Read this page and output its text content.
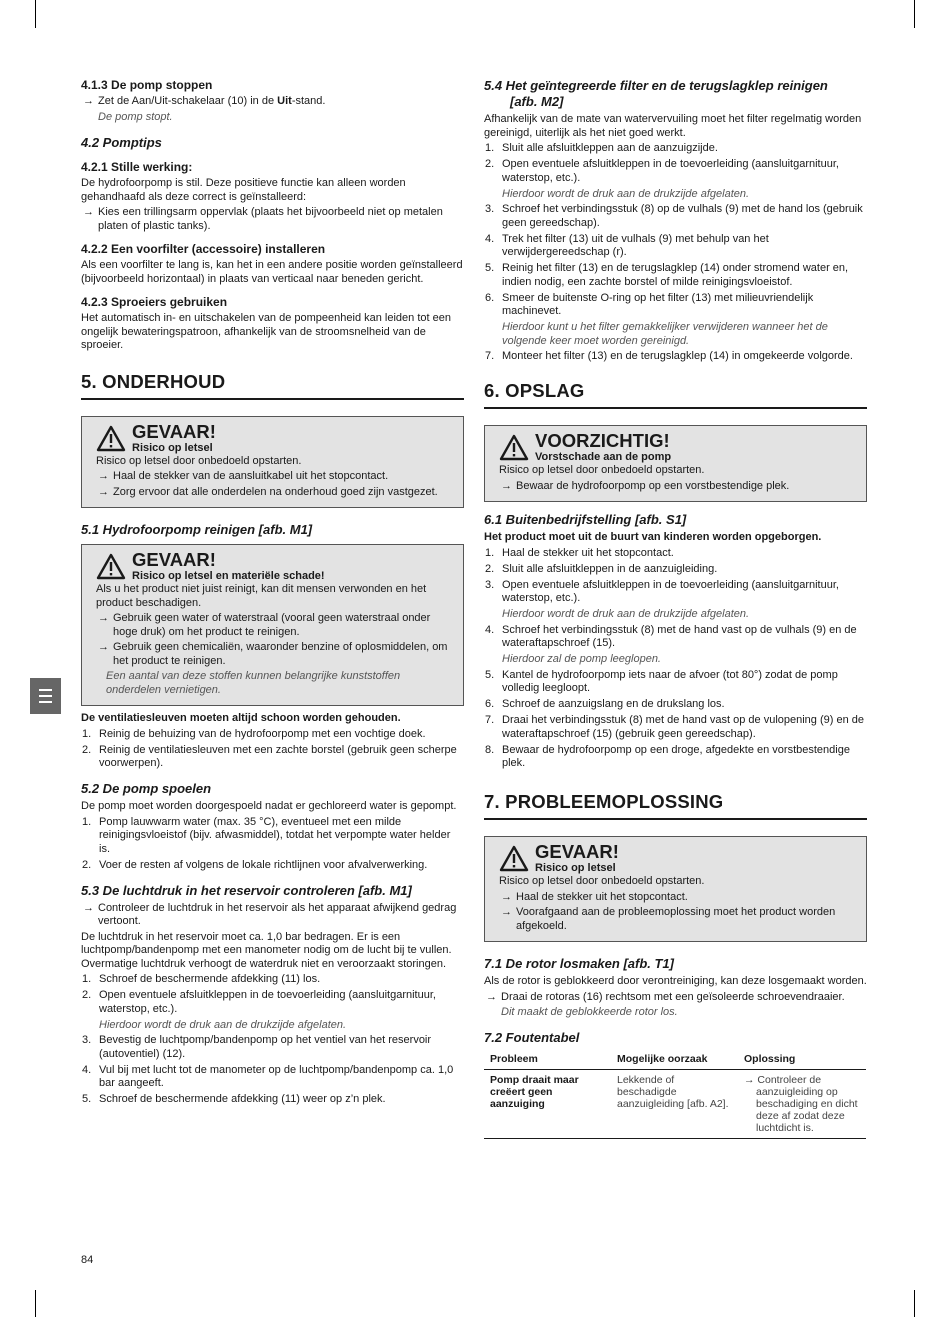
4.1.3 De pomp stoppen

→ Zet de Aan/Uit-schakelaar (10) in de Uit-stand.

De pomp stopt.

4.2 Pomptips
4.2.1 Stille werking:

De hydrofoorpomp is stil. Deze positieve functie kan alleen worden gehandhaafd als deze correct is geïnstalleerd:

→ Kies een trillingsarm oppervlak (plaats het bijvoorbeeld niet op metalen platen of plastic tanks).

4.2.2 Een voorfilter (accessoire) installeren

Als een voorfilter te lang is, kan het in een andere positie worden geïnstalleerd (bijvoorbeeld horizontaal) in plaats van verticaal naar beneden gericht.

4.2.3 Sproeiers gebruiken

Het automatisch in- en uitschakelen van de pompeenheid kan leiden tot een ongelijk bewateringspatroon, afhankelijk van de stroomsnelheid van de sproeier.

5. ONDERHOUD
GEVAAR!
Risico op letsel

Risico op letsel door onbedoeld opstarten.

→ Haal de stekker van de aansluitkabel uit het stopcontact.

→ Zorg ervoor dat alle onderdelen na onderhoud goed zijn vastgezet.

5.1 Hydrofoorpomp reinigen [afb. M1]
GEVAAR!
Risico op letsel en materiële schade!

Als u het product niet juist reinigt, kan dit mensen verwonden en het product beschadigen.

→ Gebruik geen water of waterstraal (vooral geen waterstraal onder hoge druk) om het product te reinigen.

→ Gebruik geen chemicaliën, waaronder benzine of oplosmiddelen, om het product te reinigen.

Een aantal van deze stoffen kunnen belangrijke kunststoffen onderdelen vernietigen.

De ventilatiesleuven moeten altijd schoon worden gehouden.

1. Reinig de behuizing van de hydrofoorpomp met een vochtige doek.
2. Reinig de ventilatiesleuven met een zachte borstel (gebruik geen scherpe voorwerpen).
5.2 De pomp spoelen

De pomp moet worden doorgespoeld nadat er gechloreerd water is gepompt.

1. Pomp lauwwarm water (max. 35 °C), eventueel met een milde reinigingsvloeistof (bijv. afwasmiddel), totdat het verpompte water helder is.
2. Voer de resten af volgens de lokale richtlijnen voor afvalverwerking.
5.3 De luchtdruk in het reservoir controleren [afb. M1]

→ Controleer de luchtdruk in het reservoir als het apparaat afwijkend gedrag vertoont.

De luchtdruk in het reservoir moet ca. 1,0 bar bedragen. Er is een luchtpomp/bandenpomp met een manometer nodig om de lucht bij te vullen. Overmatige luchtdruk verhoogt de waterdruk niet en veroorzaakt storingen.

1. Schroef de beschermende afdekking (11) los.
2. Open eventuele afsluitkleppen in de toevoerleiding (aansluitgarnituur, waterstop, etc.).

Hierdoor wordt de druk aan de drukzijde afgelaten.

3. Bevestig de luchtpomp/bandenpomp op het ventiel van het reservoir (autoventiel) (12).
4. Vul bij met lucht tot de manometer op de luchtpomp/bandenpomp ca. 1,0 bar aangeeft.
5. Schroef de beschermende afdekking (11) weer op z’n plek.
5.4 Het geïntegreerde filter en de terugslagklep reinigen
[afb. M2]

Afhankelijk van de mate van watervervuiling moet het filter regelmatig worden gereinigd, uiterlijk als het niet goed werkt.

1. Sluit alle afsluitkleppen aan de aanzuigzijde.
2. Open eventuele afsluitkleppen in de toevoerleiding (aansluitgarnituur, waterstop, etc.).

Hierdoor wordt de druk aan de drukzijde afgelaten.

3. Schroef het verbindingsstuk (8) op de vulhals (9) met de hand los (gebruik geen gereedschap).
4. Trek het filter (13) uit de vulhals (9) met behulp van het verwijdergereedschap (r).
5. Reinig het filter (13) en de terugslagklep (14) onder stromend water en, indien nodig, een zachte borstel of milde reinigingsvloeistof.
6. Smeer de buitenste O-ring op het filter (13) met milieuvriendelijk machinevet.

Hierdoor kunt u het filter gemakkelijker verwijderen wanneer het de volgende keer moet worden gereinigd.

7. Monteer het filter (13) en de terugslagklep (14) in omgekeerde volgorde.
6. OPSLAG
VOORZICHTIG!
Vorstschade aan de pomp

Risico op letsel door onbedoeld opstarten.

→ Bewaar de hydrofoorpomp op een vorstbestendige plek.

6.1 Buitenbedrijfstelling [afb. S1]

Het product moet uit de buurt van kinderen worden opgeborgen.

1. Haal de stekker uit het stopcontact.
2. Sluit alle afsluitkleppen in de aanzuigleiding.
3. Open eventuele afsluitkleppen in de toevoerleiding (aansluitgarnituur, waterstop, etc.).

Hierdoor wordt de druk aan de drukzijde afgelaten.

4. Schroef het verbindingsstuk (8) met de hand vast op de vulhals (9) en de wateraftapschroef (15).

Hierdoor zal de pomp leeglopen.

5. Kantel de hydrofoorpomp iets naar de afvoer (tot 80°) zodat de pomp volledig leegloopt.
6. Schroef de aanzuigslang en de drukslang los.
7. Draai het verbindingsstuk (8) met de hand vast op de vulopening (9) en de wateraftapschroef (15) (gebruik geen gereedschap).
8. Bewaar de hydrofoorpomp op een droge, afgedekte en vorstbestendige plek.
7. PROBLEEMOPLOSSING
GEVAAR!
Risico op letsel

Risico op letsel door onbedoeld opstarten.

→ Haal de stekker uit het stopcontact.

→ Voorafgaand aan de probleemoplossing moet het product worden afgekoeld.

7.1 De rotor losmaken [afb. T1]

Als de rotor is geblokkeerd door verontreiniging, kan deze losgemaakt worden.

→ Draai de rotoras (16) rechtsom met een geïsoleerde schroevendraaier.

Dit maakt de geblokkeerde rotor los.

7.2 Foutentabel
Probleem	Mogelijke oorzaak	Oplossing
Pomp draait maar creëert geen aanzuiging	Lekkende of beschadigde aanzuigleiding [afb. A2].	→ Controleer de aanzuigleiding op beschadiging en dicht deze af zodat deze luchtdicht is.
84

---

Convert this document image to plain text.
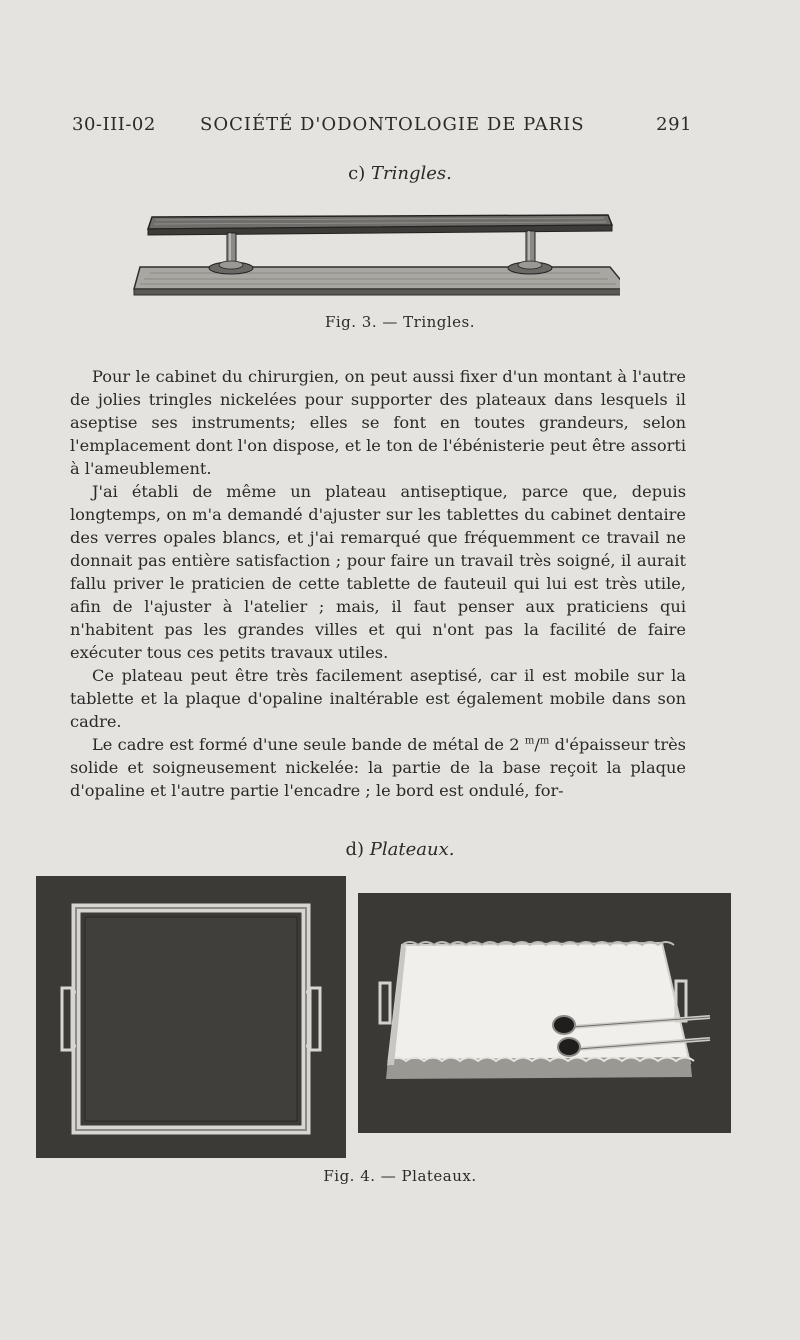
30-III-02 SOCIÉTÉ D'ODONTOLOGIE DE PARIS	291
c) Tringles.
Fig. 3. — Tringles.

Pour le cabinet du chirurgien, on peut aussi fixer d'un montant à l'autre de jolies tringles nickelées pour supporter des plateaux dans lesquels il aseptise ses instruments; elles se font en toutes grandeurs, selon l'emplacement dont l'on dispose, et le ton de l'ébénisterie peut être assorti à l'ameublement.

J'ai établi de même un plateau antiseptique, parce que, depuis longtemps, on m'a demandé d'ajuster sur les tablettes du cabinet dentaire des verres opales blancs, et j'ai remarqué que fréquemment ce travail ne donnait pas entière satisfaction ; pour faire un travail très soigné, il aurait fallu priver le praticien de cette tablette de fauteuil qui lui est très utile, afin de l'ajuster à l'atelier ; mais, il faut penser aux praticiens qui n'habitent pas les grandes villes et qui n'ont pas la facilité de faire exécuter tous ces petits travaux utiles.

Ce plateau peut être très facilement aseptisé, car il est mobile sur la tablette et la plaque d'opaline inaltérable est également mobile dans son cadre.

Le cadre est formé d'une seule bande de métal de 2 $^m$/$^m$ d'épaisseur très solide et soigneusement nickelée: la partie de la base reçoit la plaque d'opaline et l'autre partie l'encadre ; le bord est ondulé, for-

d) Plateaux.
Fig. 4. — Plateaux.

CHALLENGE:
Indicate how many lines of the material contain the string "this", giving the number and nothing more.

WORKED SOLUTION:
2